From the entries below, copy out every line with "icon" in it.

## begin

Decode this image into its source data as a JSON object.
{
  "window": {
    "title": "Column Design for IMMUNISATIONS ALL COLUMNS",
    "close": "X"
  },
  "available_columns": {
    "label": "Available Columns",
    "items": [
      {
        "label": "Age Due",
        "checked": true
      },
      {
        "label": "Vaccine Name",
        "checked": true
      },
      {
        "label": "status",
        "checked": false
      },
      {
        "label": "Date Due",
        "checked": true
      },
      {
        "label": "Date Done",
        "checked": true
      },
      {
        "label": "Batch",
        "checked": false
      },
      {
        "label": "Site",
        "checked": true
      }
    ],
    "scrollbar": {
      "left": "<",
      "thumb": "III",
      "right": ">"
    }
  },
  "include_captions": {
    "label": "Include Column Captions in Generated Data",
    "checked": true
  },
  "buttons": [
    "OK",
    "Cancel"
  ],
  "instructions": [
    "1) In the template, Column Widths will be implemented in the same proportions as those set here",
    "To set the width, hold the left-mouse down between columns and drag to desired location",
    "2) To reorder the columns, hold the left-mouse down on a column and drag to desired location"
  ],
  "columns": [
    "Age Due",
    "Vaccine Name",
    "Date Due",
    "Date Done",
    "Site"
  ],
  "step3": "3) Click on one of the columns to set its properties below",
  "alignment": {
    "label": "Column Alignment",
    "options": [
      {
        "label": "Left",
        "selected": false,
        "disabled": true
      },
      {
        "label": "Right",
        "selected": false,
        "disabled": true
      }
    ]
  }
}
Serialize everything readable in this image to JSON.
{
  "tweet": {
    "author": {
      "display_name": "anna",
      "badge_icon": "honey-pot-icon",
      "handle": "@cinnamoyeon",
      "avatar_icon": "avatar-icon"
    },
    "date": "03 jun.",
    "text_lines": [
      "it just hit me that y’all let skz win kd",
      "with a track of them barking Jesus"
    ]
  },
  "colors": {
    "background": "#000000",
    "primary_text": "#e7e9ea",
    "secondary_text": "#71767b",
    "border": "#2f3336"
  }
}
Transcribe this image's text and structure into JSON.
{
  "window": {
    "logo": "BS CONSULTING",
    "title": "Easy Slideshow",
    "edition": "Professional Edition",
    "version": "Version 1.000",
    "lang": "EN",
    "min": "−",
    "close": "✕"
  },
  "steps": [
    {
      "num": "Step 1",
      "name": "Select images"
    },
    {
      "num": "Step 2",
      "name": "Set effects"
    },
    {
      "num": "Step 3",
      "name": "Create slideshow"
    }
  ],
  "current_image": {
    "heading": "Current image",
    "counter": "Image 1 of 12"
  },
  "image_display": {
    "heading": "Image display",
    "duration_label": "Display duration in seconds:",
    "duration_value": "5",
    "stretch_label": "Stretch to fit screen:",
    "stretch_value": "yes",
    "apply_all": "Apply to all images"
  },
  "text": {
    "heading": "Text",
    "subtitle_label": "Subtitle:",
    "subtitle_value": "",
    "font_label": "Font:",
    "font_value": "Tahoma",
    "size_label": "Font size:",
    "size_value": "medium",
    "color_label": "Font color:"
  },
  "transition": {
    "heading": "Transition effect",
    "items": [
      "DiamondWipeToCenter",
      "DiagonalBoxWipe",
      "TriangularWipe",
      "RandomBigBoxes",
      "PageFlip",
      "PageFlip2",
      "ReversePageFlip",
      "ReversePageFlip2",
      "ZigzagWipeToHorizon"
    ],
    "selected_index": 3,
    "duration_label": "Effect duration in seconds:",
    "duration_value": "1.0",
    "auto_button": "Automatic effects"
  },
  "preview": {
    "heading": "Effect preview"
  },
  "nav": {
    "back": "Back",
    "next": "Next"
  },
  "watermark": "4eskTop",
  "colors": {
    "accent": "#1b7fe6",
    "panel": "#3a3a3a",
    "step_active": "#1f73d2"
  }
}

## end

Written response:
      "badge_icon": "honey-pot-icon",
      "avatar_icon": "avatar-icon"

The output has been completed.